Scan the records below. List lines holding "grayscale".

═════ RECORDS FOR THE TASK ═════

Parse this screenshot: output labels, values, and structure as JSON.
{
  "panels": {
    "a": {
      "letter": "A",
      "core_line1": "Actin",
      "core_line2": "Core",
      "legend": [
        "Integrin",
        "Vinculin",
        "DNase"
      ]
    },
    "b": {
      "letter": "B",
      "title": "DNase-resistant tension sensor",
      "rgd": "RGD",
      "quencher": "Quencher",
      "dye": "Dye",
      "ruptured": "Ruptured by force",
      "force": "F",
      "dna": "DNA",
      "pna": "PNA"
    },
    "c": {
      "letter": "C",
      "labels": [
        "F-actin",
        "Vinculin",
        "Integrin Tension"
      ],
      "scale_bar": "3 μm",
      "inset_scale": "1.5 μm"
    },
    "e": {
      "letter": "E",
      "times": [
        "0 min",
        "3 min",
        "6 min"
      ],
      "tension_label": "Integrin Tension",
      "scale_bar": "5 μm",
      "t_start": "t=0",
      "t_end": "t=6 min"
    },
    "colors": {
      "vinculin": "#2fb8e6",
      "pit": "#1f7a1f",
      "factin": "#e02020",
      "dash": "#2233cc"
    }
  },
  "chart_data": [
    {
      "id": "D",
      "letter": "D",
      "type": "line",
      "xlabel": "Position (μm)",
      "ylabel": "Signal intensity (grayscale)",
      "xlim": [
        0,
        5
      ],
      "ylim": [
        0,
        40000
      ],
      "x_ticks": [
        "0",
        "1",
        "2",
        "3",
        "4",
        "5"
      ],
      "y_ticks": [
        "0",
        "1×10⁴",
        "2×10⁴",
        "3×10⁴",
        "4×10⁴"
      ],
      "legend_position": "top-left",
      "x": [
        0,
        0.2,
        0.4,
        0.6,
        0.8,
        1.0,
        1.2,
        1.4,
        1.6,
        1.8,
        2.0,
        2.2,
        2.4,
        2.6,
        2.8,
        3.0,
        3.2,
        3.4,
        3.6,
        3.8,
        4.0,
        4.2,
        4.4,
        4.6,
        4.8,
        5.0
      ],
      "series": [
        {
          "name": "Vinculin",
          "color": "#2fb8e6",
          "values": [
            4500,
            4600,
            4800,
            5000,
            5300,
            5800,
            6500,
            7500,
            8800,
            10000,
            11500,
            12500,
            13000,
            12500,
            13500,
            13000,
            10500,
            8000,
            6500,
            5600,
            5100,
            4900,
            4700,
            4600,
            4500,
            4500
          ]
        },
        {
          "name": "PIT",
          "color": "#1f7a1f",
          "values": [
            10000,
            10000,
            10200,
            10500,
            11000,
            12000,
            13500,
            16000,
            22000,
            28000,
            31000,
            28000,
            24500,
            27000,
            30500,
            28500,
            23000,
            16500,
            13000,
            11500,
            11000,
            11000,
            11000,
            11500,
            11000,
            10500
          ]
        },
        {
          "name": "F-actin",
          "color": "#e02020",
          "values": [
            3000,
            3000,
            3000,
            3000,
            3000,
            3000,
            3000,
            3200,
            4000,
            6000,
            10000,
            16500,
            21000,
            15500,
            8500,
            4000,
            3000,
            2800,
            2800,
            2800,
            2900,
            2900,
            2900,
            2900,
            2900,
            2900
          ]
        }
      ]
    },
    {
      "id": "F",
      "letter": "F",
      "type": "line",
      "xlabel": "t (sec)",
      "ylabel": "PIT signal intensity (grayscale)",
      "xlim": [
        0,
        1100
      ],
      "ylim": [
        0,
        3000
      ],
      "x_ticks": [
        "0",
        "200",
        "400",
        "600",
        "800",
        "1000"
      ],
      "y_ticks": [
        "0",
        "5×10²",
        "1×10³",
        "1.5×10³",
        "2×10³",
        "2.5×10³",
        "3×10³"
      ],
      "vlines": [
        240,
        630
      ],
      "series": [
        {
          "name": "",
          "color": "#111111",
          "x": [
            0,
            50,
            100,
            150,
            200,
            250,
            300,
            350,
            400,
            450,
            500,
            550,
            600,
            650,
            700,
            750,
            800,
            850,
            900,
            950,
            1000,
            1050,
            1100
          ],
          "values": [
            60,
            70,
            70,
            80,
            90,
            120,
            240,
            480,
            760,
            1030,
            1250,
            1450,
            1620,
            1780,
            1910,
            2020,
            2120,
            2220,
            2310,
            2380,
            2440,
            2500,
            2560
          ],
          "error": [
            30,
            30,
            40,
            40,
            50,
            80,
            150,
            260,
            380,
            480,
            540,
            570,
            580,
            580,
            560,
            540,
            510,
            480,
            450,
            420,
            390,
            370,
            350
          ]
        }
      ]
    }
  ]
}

═════

▶ **EXERCISE RESPONSE**:
      "ylabel": "Signal intensity (grayscale)",
      "ylabel": "PIT signal intensity (grayscale)",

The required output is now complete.